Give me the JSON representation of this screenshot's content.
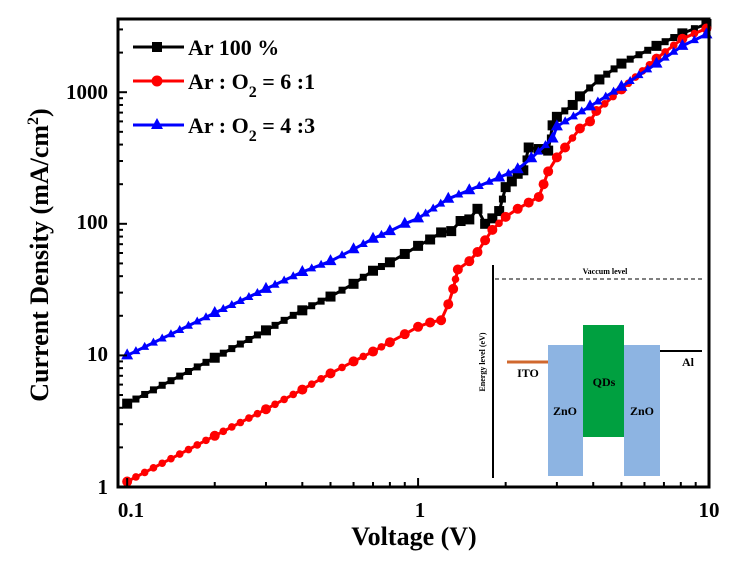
{
  "chart_data": {
    "type": "line",
    "title": "",
    "xlabel": "Voltage (V)",
    "ylabel": "Current Density (mA/cm2)",
    "ylabel_main": "Current Density (mA/cm",
    "ylabel_sup": "2",
    "ylabel_close": ")",
    "xscale": "log",
    "yscale": "log",
    "xlim": [
      0.093,
      10
    ],
    "ylim": [
      1,
      3600
    ],
    "xticks": [
      0.1,
      1,
      10
    ],
    "xtick_labels": [
      "0.1",
      "1",
      "10"
    ],
    "yticks": [
      1,
      10,
      100,
      1000
    ],
    "ytick_labels": [
      "1",
      "10",
      "100",
      "1000"
    ],
    "grid": false,
    "legend_position": "top-left",
    "series": [
      {
        "name": "Ar 100 %",
        "legend_main": "Ar 100 %",
        "legend_sub": "",
        "legend_tail": "",
        "color": "#000000",
        "marker": "square",
        "x": [
          0.1,
          0.2,
          0.3,
          0.4,
          0.5,
          0.6,
          0.7,
          0.8,
          0.9,
          1.0,
          1.1,
          1.2,
          1.3,
          1.4,
          1.5,
          1.6,
          1.7,
          1.8,
          1.9,
          2.0,
          2.1,
          2.2,
          2.3,
          2.4,
          2.6,
          2.8,
          2.9,
          3.0,
          3.4,
          3.6,
          4.2,
          5.0,
          6.6,
          8.1,
          9.8
        ],
        "y": [
          4.3,
          9.6,
          15.5,
          22,
          28,
          35,
          44,
          51,
          59,
          68,
          76,
          86,
          88,
          105,
          108,
          130,
          100,
          110,
          125,
          190,
          210,
          240,
          255,
          380,
          370,
          360,
          560,
          650,
          800,
          930,
          1250,
          1650,
          2250,
          2800,
          3300
        ]
      },
      {
        "name": "Ar : O2 = 6 :1",
        "legend_main": "Ar : O",
        "legend_sub": "2",
        "legend_tail": " = 6 :1",
        "color": "#ff0000",
        "marker": "circle",
        "x": [
          0.1,
          0.2,
          0.3,
          0.4,
          0.5,
          0.6,
          0.7,
          0.8,
          0.9,
          1.0,
          1.1,
          1.2,
          1.27,
          1.32,
          1.37,
          1.5,
          1.6,
          1.7,
          1.8,
          2.0,
          2.2,
          2.4,
          2.6,
          2.7,
          2.8,
          3.0,
          3.2,
          3.6,
          3.9,
          4.1,
          5.0,
          6.6,
          8.1,
          9.8
        ],
        "y": [
          1.1,
          2.45,
          3.9,
          5.5,
          7.3,
          9,
          10.7,
          12.6,
          14.5,
          16.5,
          17.8,
          18.5,
          24.5,
          32,
          45,
          52,
          61,
          75,
          90,
          113,
          130,
          145,
          160,
          200,
          250,
          320,
          380,
          530,
          600,
          720,
          1050,
          1800,
          2550,
          3050
        ]
      },
      {
        "name": "Ar : O2 = 4 :3",
        "legend_main": "Ar : O",
        "legend_sub": "2",
        "legend_tail": " = 4 :3",
        "color": "#0000ff",
        "marker": "triangle",
        "x": [
          0.1,
          0.2,
          0.3,
          0.4,
          0.5,
          0.6,
          0.7,
          0.8,
          0.9,
          1.0,
          1.27,
          1.5,
          1.9,
          2.2,
          2.45,
          2.9,
          3.0,
          3.9,
          5.0,
          6.6,
          8.1,
          9.8
        ],
        "y": [
          10,
          21,
          32,
          43,
          52,
          64,
          77,
          88,
          100,
          110,
          155,
          180,
          225,
          260,
          315,
          445,
          550,
          780,
          1100,
          1650,
          2250,
          2750
        ]
      }
    ],
    "inset": {
      "type": "energy-band-diagram",
      "ylabel": "Energy level (eV)",
      "vacuum_label": "Vaccum level",
      "layers": [
        {
          "name": "ITO",
          "kind": "electrode",
          "color": "#d0682e"
        },
        {
          "name": "ZnO",
          "kind": "block",
          "color": "#8db4e2"
        },
        {
          "name": "QDs",
          "kind": "block",
          "color": "#00a040"
        },
        {
          "name": "ZnO",
          "kind": "block",
          "color": "#8db4e2"
        },
        {
          "name": "Al",
          "kind": "electrode",
          "color": "#000000"
        }
      ]
    }
  }
}
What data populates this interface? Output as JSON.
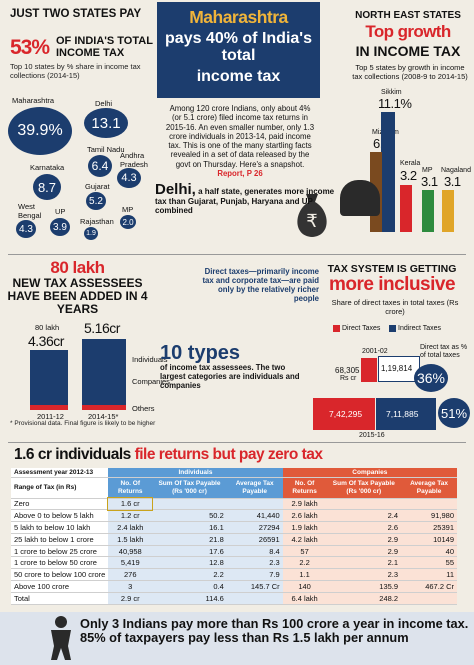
{
  "top_left": {
    "heading": "Just two states pay",
    "pct": "53%",
    "pct_label": "of India's total income tax",
    "subheading": "Top 10 states by % share in income tax collections (2014-15)",
    "states": [
      {
        "name": "Maharashtra",
        "value": "39.9%"
      },
      {
        "name": "Delhi",
        "value": "13.1"
      },
      {
        "name": "Tamil Nadu",
        "value": "6.4"
      },
      {
        "name": "Andhra Pradesh",
        "value": "4.3"
      },
      {
        "name": "Karnataka",
        "value": "8.7"
      },
      {
        "name": "Gujarat",
        "value": "5.2"
      },
      {
        "name": "West Bengal",
        "value": "4.3"
      },
      {
        "name": "UP",
        "value": "3.9"
      },
      {
        "name": "Rajasthan",
        "value": "1.9"
      },
      {
        "name": "MP",
        "value": "2.0"
      }
    ]
  },
  "center_top": {
    "title1": "Maharashtra",
    "title2": "pays 40% of India's total",
    "title3": "income tax",
    "body": "Among 120 crore Indians, only about 4% (or 5.1 crore) filed income tax returns in 2015-16. An even smaller number, only 1.3 crore individuals in 2013-14, paid income tax. This is one of the many startling facts revealed in a set of data released by the govt on Thursday. Here's a snapshot.",
    "ref": "Report, P 26"
  },
  "delhi": {
    "big": "Delhi,",
    "text": "a half state, generates more income tax than Gujarat, Punjab, Haryana and UP combined"
  },
  "top_right": {
    "h1": "North East states",
    "h2": "Top growth",
    "h3": "in income tax",
    "sub": "Top 5 states by growth in income tax collections (2008-9 to 2014-15)",
    "states": [
      {
        "name": "Sikkim",
        "value": "11.1%"
      },
      {
        "name": "Mizoram",
        "value": "6.1"
      },
      {
        "name": "Kerala",
        "value": "3.2"
      },
      {
        "name": "MP",
        "value": "3.1"
      },
      {
        "name": "Nagaland",
        "value": "3.1"
      }
    ]
  },
  "mid_left": {
    "h1": "80 lakh",
    "h2": "new tax assessees have been added in 4 years",
    "lbl1_small": "80 lakh",
    "val1": "4.36cr",
    "val2": "5.16cr",
    "year1": "2011-12",
    "year2": "2014-15*",
    "seg_individuals": "Individuals",
    "seg_companies": "Companies",
    "seg_others": "Others",
    "note": "* Provisional data. Final figure is likely to be higher"
  },
  "mid_center": {
    "direct": "Direct taxes—primarily income tax and corporate tax—are paid only by the relatively richer people",
    "types_big": "10 types",
    "types_text": "of income tax assessees. The two largest categories are individuals and companies"
  },
  "mid_right": {
    "h1": "Tax system is getting",
    "h2": "more inclusive",
    "sub": "Share of direct taxes in total taxes (Rs crore)",
    "legend_direct": "Direct Taxes",
    "legend_indirect": "Indirect Taxes",
    "year1": "2001-02",
    "direct1": "68,305",
    "direct1_unit": "Rs cr",
    "indirect1": "1,19,814",
    "pct_note": "Direct tax as % of total taxes",
    "pct1": "36%",
    "direct2": "7,42,295",
    "indirect2": "7,11,885",
    "year2": "2015-16",
    "pct2": "51%",
    "colors": {
      "direct": "#d9262b",
      "indirect": "#1c3d6e"
    }
  },
  "table": {
    "heading_a": "1.6 cr individuals",
    "heading_b": "file returns but pay zero tax",
    "assessment_year": "Assessment year 2012-13",
    "group_individuals": "Individuals",
    "group_companies": "Companies",
    "col_range": "Range of Tax (in Rs)",
    "col_returns": "No. Of Returns",
    "col_sum": "Sum Of Tax Payable (Rs '000 cr)",
    "col_avg": "Average Tax Payable",
    "rows": [
      [
        "Zero",
        "1.6 cr",
        "",
        "",
        "2.9 lakh",
        "",
        ""
      ],
      [
        "Above 0 to below 5 lakh",
        "1.2 cr",
        "50.2",
        "41,440",
        "2.6 lakh",
        "2.4",
        "91,980"
      ],
      [
        "5 lakh to below 10 lakh",
        "2.4 lakh",
        "16.1",
        "27294",
        "1.9 lakh",
        "2.6",
        "25391"
      ],
      [
        "25 lakh to below 1 crore",
        "1.5 lakh",
        "21.8",
        "26591",
        "4.2 lakh",
        "2.9",
        "10149"
      ],
      [
        "1 crore to below 25 crore",
        "40,958",
        "17.6",
        "8.4",
        "57",
        "2.9",
        "40"
      ],
      [
        "1 crore to below 50 crore",
        "5,419",
        "12.8",
        "2.3",
        "2.2",
        "2.1",
        "55"
      ],
      [
        "50 crore to below 100 crore",
        "276",
        "2.2",
        "7.9",
        "1.1",
        "2.3",
        "11"
      ],
      [
        "Above 100 crore",
        "3",
        "0.4",
        "145.7 Cr",
        "140",
        "135.9",
        "467.2 Cr"
      ],
      [
        "Total",
        "2.9 cr",
        "114.6",
        "",
        "6.4 lakh",
        "248.2",
        ""
      ]
    ]
  },
  "footer": {
    "line1": "Only 3 Indians pay more than Rs 100 crore a year in income tax.",
    "line2": "85% of taxpayers pay less than Rs 1.5 lakh per annum"
  }
}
----
# [WHAT TO PRODUCE]
Find every line in the records above that holds the word "states", and copy each one.

# [EXERCISE RESULT]
    "heading": "Just two states pay",
    "subheading": "Top 10 states by % share in income tax collections (2014-15)",
    "states": [
    "h1": "North East states",
    "sub": "Top 5 states by growth in income tax collections (2008-9 to 2014-15)",
    "states": [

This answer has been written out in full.